Output each line exactly as it appears, skipping any embedded picture.

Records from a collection
══════
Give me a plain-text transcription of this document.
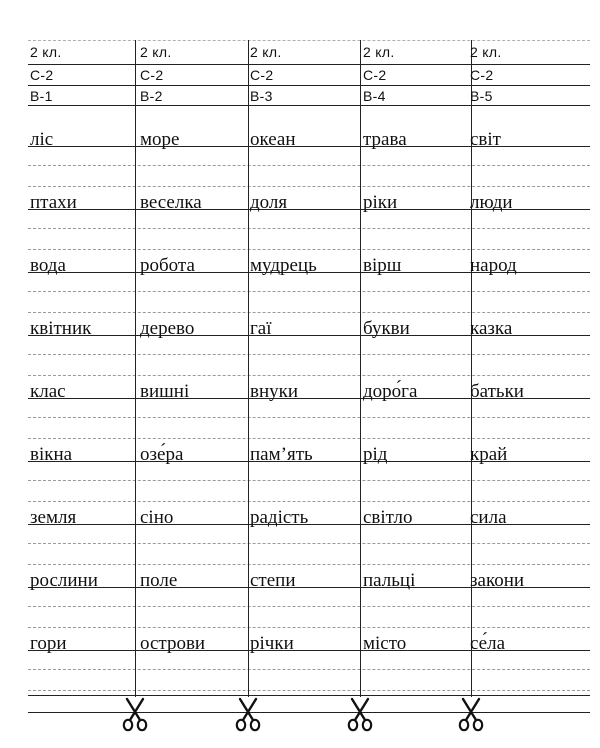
2 кл.
С-2
В-1
ліс
птахи
вода
квітник
клас
вікна
земля
рослини
гори
2 кл.
С-2
В-2
море
веселка
робота
дерево
вишні
озе́ра
сіно
поле
острови
2 кл.
С-2
В-3
океан
доля
мудрець
гаї
внуки
пам’ять
радість
степи
річки
2 кл.
С-2
В-4
трава
ріки
вірш
букви
доро́га
рід
світло
пальці
місто
2 кл.
С-2
В-5
світ
люди
народ
казка
батьки
край
сила
закони
се́ла
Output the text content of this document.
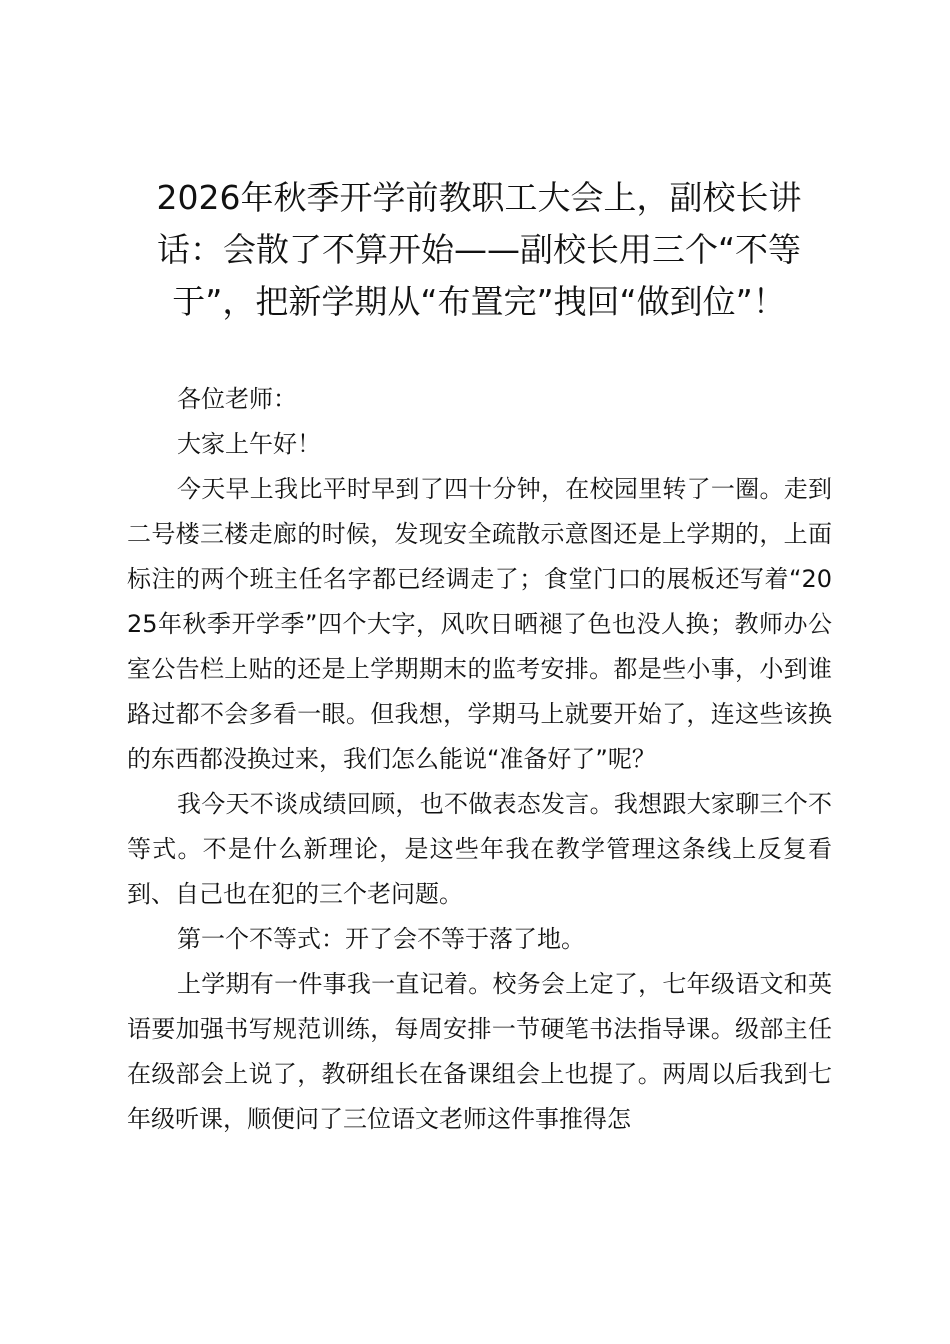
2026年秋季开学前教职工大会上，副校长讲话：会散了不算开始——副校长用三个“不等于”，把新学期从“布置完”拽回“做到位”！

各位老师：

大家上午好！

今天早上我比平时早到了四十分钟，在校园里转了一圈。走到二号楼三楼走廊的时候，发现安全疏散示意图还是上学期的，上面标注的两个班主任名字都已经调走了；食堂门口的展板还写着“2025年秋季开学季”四个大字，风吹日晒褪了色也没人换；教师办公室公告栏上贴的还是上学期期末的监考安排。都是些小事，小到谁路过都不会多看一眼。但我想，学期马上就要开始了，连这些该换的东西都没换过来，我们怎么能说“准备好了”呢？

我今天不谈成绩回顾，也不做表态发言。我想跟大家聊三个不等式。不是什么新理论，是这些年我在教学管理这条线上反复看到、自己也在犯的三个老问题。

第一个不等式：开了会不等于落了地。

上学期有一件事我一直记着。校务会上定了，七年级语文和英语要加强书写规范训练，每周安排一节硬笔书法指导课。级部主任在级部会上说了，教研组长在备课组会上也提了。两周以后我到七年级听课，顺便问了三位语文老师这件事推得怎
══════
**RESPONSE BELOW**.
Give me a plain-text transcription of this document.
2 кл.
С-2
В-1
ліс
птахи
вода
квітник
клас
вікна
земля
рослини
гори
2 кл.
С-2
В-2
море
веселка
робота
дерево
вишні
озе́ра
сіно
поле
острови
2 кл.
С-2
В-3
океан
доля
мудрець
гаї
внуки
пам’ять
радість
степи
річки
2 кл.
С-2
В-4
трава
ріки
вірш
букви
доро́га
рід
світло
пальці
місто
2 кл.
С-2
В-5
світ
люди
народ
казка
батьки
край
сила
закони
се́ла
Output the text content of this document.
2026年秋季开学前教职工大会上，副校长讲话：会散了不算开始——副校长用三个“不等于”，把新学期从“布置完”拽回“做到位”！

各位老师：

大家上午好！

今天早上我比平时早到了四十分钟，在校园里转了一圈。走到二号楼三楼走廊的时候，发现安全疏散示意图还是上学期的，上面标注的两个班主任名字都已经调走了；食堂门口的展板还写着“2025年秋季开学季”四个大字，风吹日晒褪了色也没人换；教师办公室公告栏上贴的还是上学期期末的监考安排。都是些小事，小到谁路过都不会多看一眼。但我想，学期马上就要开始了，连这些该换的东西都没换过来，我们怎么能说“准备好了”呢？

我今天不谈成绩回顾，也不做表态发言。我想跟大家聊三个不等式。不是什么新理论，是这些年我在教学管理这条线上反复看到、自己也在犯的三个老问题。

第一个不等式：开了会不等于落了地。

上学期有一件事我一直记着。校务会上定了，七年级语文和英语要加强书写规范训练，每周安排一节硬笔书法指导课。级部主任在级部会上说了，教研组长在备课组会上也提了。两周以后我到七年级听课，顺便问了三位语文老师这件事推得怎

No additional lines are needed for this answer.